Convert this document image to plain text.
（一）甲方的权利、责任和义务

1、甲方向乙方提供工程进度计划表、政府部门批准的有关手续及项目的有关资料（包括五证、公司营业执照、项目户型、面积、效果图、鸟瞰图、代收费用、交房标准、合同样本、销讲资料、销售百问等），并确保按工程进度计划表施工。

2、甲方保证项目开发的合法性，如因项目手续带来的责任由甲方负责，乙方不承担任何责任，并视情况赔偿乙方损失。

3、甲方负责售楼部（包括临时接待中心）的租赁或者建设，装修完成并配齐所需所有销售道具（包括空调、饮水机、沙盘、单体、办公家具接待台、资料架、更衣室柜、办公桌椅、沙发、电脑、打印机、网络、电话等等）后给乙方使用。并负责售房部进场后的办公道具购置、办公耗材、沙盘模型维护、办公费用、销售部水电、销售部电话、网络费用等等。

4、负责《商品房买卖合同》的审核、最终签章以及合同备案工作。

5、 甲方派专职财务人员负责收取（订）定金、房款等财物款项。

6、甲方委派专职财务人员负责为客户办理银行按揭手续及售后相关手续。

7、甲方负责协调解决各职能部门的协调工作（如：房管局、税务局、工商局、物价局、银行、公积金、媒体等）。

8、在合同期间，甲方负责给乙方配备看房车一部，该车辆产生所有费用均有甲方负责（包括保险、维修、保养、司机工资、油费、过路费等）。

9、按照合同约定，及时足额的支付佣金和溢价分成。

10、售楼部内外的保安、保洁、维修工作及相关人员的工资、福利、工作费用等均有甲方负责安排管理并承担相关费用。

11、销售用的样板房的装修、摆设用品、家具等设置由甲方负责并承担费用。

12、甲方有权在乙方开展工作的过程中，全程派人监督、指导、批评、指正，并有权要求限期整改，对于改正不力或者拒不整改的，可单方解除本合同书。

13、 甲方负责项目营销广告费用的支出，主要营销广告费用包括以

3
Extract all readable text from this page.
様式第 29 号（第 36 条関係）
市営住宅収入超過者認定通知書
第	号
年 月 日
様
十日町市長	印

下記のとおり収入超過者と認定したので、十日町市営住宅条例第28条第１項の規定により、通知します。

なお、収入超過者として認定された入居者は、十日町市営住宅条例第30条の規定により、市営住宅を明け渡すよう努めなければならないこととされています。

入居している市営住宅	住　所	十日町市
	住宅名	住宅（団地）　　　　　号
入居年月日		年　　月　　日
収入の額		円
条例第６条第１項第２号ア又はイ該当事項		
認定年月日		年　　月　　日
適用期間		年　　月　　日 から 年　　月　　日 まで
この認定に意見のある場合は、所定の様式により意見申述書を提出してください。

□ □ □ □

• **What this task involves**:
Each line above must be reproduced exactly as it stands.

• **Result of this exercise**:
Convert this document image to plain text.
（一）甲方的权利、责任和义务

1、甲方向乙方提供工程进度计划表、政府部门批准的有关手续及项目的有关资料（包括五证、公司营业执照、项目户型、面积、效果图、鸟瞰图、代收费用、交房标准、合同样本、销讲资料、销售百问等），并确保按工程进度计划表施工。

2、甲方保证项目开发的合法性，如因项目手续带来的责任由甲方负责，乙方不承担任何责任，并视情况赔偿乙方损失。

3、甲方负责售楼部（包括临时接待中心）的租赁或者建设，装修完成并配齐所需所有销售道具（包括空调、饮水机、沙盘、单体、办公家具接待台、资料架、更衣室柜、办公桌椅、沙发、电脑、打印机、网络、电话等等）后给乙方使用。并负责售房部进场后的办公道具购置、办公耗材、沙盘模型维护、办公费用、销售部水电、销售部电话、网络费用等等。

4、负责《商品房买卖合同》的审核、最终签章以及合同备案工作。

5、 甲方派专职财务人员负责收取（订）定金、房款等财物款项。

6、甲方委派专职财务人员负责为客户办理银行按揭手续及售后相关手续。

7、甲方负责协调解决各职能部门的协调工作（如：房管局、税务局、工商局、物价局、银行、公积金、媒体等）。

8、在合同期间，甲方负责给乙方配备看房车一部，该车辆产生所有费用均有甲方负责（包括保险、维修、保养、司机工资、油费、过路费等）。

9、按照合同约定，及时足额的支付佣金和溢价分成。

10、售楼部内外的保安、保洁、维修工作及相关人员的工资、福利、工作费用等均有甲方负责安排管理并承担相关费用。

11、销售用的样板房的装修、摆设用品、家具等设置由甲方负责并承担费用。

12、甲方有权在乙方开展工作的过程中，全程派人监督、指导、批评、指正，并有权要求限期整改，对于改正不力或者拒不整改的，可单方解除本合同书。

13、 甲方负责项目营销广告费用的支出，主要营销广告费用包括以

3
Extract all readable text from this page.
様式第 29 号（第 36 条関係）
市営住宅収入超過者認定通知書
第	号
年 月 日
様
十日町市長	印

下記のとおり収入超過者と認定したので、十日町市営住宅条例第28条第１項の規定により、通知します。

なお、収入超過者として認定された入居者は、十日町市営住宅条例第30条の規定により、市営住宅を明け渡すよう努めなければならないこととされています。

入居している市営住宅	住　所	十日町市
	住宅名	住宅（団地）　　　　　号
入居年月日		年　　月　　日
収入の額		円
条例第６条第１項第２号ア又はイ該当事項		
認定年月日		年　　月　　日
適用期間		年　　月　　日 から 年　　月　　日 まで
この認定に意見のある場合は、所定の様式により意見申述書を提出してください。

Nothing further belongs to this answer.